===== Material provided =====

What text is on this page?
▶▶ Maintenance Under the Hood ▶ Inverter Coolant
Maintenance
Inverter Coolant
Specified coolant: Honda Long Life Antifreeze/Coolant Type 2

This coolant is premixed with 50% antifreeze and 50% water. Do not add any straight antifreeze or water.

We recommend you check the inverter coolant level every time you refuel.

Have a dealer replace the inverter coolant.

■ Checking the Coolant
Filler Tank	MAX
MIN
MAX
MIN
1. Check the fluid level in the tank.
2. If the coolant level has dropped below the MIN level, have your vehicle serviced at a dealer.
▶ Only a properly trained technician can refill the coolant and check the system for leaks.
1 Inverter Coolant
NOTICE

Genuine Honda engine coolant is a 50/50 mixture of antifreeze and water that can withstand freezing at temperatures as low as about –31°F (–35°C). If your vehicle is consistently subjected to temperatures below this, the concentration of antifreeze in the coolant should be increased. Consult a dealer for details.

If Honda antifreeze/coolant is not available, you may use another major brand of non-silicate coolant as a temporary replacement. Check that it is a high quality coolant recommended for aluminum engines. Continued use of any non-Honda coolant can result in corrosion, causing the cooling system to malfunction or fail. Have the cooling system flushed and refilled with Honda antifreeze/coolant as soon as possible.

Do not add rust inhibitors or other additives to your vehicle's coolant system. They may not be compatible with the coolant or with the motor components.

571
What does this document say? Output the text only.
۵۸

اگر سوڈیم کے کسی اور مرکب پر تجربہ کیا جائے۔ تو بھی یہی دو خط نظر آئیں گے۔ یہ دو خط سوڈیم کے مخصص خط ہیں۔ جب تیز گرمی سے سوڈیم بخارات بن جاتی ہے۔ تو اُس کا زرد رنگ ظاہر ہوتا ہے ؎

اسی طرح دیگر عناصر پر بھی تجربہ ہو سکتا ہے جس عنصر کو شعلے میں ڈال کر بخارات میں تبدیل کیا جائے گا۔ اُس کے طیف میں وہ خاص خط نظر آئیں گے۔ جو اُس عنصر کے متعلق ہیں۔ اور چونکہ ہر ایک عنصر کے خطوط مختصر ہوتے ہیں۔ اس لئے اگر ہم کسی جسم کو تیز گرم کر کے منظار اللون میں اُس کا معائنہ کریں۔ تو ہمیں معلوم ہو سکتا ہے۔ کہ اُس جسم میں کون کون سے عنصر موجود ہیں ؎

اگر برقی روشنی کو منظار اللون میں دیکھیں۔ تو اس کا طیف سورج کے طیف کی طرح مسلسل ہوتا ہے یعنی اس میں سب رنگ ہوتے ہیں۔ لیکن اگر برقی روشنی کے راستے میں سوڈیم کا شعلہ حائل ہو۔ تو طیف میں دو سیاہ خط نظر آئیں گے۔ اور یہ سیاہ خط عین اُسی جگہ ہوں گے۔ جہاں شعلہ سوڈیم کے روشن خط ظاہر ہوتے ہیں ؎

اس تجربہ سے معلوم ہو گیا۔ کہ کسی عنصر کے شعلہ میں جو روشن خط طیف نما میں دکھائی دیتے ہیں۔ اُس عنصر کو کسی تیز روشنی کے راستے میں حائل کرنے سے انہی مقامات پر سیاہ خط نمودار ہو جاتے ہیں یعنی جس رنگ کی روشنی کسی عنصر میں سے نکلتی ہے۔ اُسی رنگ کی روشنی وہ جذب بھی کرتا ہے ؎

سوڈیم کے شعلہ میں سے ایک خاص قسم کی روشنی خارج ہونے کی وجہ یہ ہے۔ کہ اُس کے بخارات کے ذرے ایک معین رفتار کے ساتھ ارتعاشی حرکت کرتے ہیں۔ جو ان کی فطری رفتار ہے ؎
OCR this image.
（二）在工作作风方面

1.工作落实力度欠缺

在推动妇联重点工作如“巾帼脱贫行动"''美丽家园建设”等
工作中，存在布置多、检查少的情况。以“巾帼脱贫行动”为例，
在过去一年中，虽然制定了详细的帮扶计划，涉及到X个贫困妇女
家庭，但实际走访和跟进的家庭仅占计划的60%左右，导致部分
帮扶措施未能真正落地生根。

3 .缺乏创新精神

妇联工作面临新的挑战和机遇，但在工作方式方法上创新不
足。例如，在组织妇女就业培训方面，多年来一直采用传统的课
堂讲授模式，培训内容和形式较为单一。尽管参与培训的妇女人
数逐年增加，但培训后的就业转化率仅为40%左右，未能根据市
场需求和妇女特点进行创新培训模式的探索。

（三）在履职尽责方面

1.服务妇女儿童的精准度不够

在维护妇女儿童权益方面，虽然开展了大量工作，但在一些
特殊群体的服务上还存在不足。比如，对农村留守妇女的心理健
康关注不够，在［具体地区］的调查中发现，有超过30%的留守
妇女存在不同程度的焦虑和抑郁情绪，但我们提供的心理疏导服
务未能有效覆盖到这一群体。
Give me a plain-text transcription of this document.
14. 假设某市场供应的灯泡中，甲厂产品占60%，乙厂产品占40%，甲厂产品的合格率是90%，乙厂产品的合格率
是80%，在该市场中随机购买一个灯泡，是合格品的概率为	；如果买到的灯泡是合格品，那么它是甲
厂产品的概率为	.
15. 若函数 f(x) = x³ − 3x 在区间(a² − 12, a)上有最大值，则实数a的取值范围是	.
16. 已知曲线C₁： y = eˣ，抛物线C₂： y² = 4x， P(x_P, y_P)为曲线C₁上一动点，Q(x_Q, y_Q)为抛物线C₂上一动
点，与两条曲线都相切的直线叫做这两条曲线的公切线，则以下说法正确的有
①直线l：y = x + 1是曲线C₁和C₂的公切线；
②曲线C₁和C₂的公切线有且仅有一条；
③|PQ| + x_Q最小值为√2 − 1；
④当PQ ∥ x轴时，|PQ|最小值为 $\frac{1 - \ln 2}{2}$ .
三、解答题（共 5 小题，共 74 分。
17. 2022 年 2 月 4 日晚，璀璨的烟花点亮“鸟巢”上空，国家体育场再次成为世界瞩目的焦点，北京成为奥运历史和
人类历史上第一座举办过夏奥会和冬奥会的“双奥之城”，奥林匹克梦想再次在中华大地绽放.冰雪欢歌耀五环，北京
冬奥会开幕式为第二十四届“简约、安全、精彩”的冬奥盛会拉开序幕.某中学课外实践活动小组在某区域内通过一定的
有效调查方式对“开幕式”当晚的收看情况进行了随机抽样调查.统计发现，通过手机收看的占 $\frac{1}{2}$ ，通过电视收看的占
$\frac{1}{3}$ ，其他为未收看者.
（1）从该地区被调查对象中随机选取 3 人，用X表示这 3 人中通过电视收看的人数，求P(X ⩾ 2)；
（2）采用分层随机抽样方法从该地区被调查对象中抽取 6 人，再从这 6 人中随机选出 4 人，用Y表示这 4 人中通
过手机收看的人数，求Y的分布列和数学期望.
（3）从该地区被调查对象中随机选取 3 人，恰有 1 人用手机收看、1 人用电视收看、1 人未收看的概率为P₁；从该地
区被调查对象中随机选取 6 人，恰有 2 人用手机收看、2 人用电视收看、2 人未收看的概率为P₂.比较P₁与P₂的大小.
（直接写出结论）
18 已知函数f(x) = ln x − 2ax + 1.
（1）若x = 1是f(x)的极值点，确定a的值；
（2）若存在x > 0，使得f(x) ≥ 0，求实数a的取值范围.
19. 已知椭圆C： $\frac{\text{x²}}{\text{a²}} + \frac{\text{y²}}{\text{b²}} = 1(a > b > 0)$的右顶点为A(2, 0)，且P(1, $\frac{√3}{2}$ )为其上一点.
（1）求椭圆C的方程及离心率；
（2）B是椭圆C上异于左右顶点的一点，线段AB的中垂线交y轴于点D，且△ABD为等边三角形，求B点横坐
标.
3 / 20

=====

» Problem description:
Please repeat all the records above exactly as they appear.

» Full answer:
What text is on this page?
▶▶ Maintenance Under the Hood ▶ Inverter Coolant
Maintenance
Inverter Coolant
Specified coolant: Honda Long Life Antifreeze/Coolant Type 2

This coolant is premixed with 50% antifreeze and 50% water. Do not add any straight antifreeze or water.

We recommend you check the inverter coolant level every time you refuel.

Have a dealer replace the inverter coolant.

■ Checking the Coolant
Filler Tank	MAX
MIN
MAX
MIN
1. Check the fluid level in the tank.
2. If the coolant level has dropped below the MIN level, have your vehicle serviced at a dealer.
▶ Only a properly trained technician can refill the coolant and check the system for leaks.
1 Inverter Coolant
NOTICE

Genuine Honda engine coolant is a 50/50 mixture of antifreeze and water that can withstand freezing at temperatures as low as about –31°F (–35°C). If your vehicle is consistently subjected to temperatures below this, the concentration of antifreeze in the coolant should be increased. Consult a dealer for details.

If Honda antifreeze/coolant is not available, you may use another major brand of non-silicate coolant as a temporary replacement. Check that it is a high quality coolant recommended for aluminum engines. Continued use of any non-Honda coolant can result in corrosion, causing the cooling system to malfunction or fail. Have the cooling system flushed and refilled with Honda antifreeze/coolant as soon as possible.

Do not add rust inhibitors or other additives to your vehicle's coolant system. They may not be compatible with the coolant or with the motor components.

571
What does this document say? Output the text only.
۵۸

اگر سوڈیم کے کسی اور مرکب پر تجربہ کیا جائے۔ تو بھی یہی دو خط نظر آئیں گے۔ یہ دو خط سوڈیم کے مخصص خط ہیں۔ جب تیز گرمی سے سوڈیم بخارات بن جاتی ہے۔ تو اُس کا زرد رنگ ظاہر ہوتا ہے ؎

اسی طرح دیگر عناصر پر بھی تجربہ ہو سکتا ہے جس عنصر کو شعلے میں ڈال کر بخارات میں تبدیل کیا جائے گا۔ اُس کے طیف میں وہ خاص خط نظر آئیں گے۔ جو اُس عنصر کے متعلق ہیں۔ اور چونکہ ہر ایک عنصر کے خطوط مختصر ہوتے ہیں۔ اس لئے اگر ہم کسی جسم کو تیز گرم کر کے منظار اللون میں اُس کا معائنہ کریں۔ تو ہمیں معلوم ہو سکتا ہے۔ کہ اُس جسم میں کون کون سے عنصر موجود ہیں ؎

اگر برقی روشنی کو منظار اللون میں دیکھیں۔ تو اس کا طیف سورج کے طیف کی طرح مسلسل ہوتا ہے یعنی اس میں سب رنگ ہوتے ہیں۔ لیکن اگر برقی روشنی کے راستے میں سوڈیم کا شعلہ حائل ہو۔ تو طیف میں دو سیاہ خط نظر آئیں گے۔ اور یہ سیاہ خط عین اُسی جگہ ہوں گے۔ جہاں شعلہ سوڈیم کے روشن خط ظاہر ہوتے ہیں ؎

اس تجربہ سے معلوم ہو گیا۔ کہ کسی عنصر کے شعلہ میں جو روشن خط طیف نما میں دکھائی دیتے ہیں۔ اُس عنصر کو کسی تیز روشنی کے راستے میں حائل کرنے سے انہی مقامات پر سیاہ خط نمودار ہو جاتے ہیں یعنی جس رنگ کی روشنی کسی عنصر میں سے نکلتی ہے۔ اُسی رنگ کی روشنی وہ جذب بھی کرتا ہے ؎

سوڈیم کے شعلہ میں سے ایک خاص قسم کی روشنی خارج ہونے کی وجہ یہ ہے۔ کہ اُس کے بخارات کے ذرے ایک معین رفتار کے ساتھ ارتعاشی حرکت کرتے ہیں۔ جو ان کی فطری رفتار ہے ؎
OCR this image.
（二）在工作作风方面

1.工作落实力度欠缺

在推动妇联重点工作如“巾帼脱贫行动"''美丽家园建设”等
工作中，存在布置多、检查少的情况。以“巾帼脱贫行动”为例，
在过去一年中，虽然制定了详细的帮扶计划，涉及到X个贫困妇女
家庭，但实际走访和跟进的家庭仅占计划的60%左右，导致部分
帮扶措施未能真正落地生根。

3 .缺乏创新精神

妇联工作面临新的挑战和机遇，但在工作方式方法上创新不
足。例如，在组织妇女就业培训方面，多年来一直采用传统的课
堂讲授模式，培训内容和形式较为单一。尽管参与培训的妇女人
数逐年增加，但培训后的就业转化率仅为40%左右，未能根据市
场需求和妇女特点进行创新培训模式的探索。

（三）在履职尽责方面

1.服务妇女儿童的精准度不够

在维护妇女儿童权益方面，虽然开展了大量工作，但在一些
特殊群体的服务上还存在不足。比如，对农村留守妇女的心理健
康关注不够，在［具体地区］的调查中发现，有超过30%的留守
妇女存在不同程度的焦虑和抑郁情绪，但我们提供的心理疏导服
务未能有效覆盖到这一群体。
Give me a plain-text transcription of this document.
14. 假设某市场供应的灯泡中，甲厂产品占60%，乙厂产品占40%，甲厂产品的合格率是90%，乙厂产品的合格率
是80%，在该市场中随机购买一个灯泡，是合格品的概率为	；如果买到的灯泡是合格品，那么它是甲
厂产品的概率为	.
15. 若函数 f(x) = x³ − 3x 在区间(a² − 12, a)上有最大值，则实数a的取值范围是	.
16. 已知曲线C₁： y = eˣ，抛物线C₂： y² = 4x， P(x_P, y_P)为曲线C₁上一动点，Q(x_Q, y_Q)为抛物线C₂上一动
点，与两条曲线都相切的直线叫做这两条曲线的公切线，则以下说法正确的有
①直线l：y = x + 1是曲线C₁和C₂的公切线；
②曲线C₁和C₂的公切线有且仅有一条；
③|PQ| + x_Q最小值为√2 − 1；
④当PQ ∥ x轴时，|PQ|最小值为 $\frac{1 - \ln 2}{2}$ .
三、解答题（共 5 小题，共 74 分。
17. 2022 年 2 月 4 日晚，璀璨的烟花点亮“鸟巢”上空，国家体育场再次成为世界瞩目的焦点，北京成为奥运历史和
人类历史上第一座举办过夏奥会和冬奥会的“双奥之城”，奥林匹克梦想再次在中华大地绽放.冰雪欢歌耀五环，北京
冬奥会开幕式为第二十四届“简约、安全、精彩”的冬奥盛会拉开序幕.某中学课外实践活动小组在某区域内通过一定的
有效调查方式对“开幕式”当晚的收看情况进行了随机抽样调查.统计发现，通过手机收看的占 $\frac{1}{2}$ ，通过电视收看的占
$\frac{1}{3}$ ，其他为未收看者.
（1）从该地区被调查对象中随机选取 3 人，用X表示这 3 人中通过电视收看的人数，求P(X ⩾ 2)；
（2）采用分层随机抽样方法从该地区被调查对象中抽取 6 人，再从这 6 人中随机选出 4 人，用Y表示这 4 人中通
过手机收看的人数，求Y的分布列和数学期望.
（3）从该地区被调查对象中随机选取 3 人，恰有 1 人用手机收看、1 人用电视收看、1 人未收看的概率为P₁；从该地
区被调查对象中随机选取 6 人，恰有 2 人用手机收看、2 人用电视收看、2 人未收看的概率为P₂.比较P₁与P₂的大小.
（直接写出结论）
18 已知函数f(x) = ln x − 2ax + 1.
（1）若x = 1是f(x)的极值点，确定a的值；
（2）若存在x > 0，使得f(x) ≥ 0，求实数a的取值范围.
19. 已知椭圆C： $\frac{\text{x²}}{\text{a²}} + \frac{\text{y²}}{\text{b²}} = 1(a > b > 0)$的右顶点为A(2, 0)，且P(1, $\frac{√3}{2}$ )为其上一点.
（1）求椭圆C的方程及离心率；
（2）B是椭圆C上异于左右顶点的一点，线段AB的中垂线交y轴于点D，且△ABD为等边三角形，求B点横坐
标.
3 / 20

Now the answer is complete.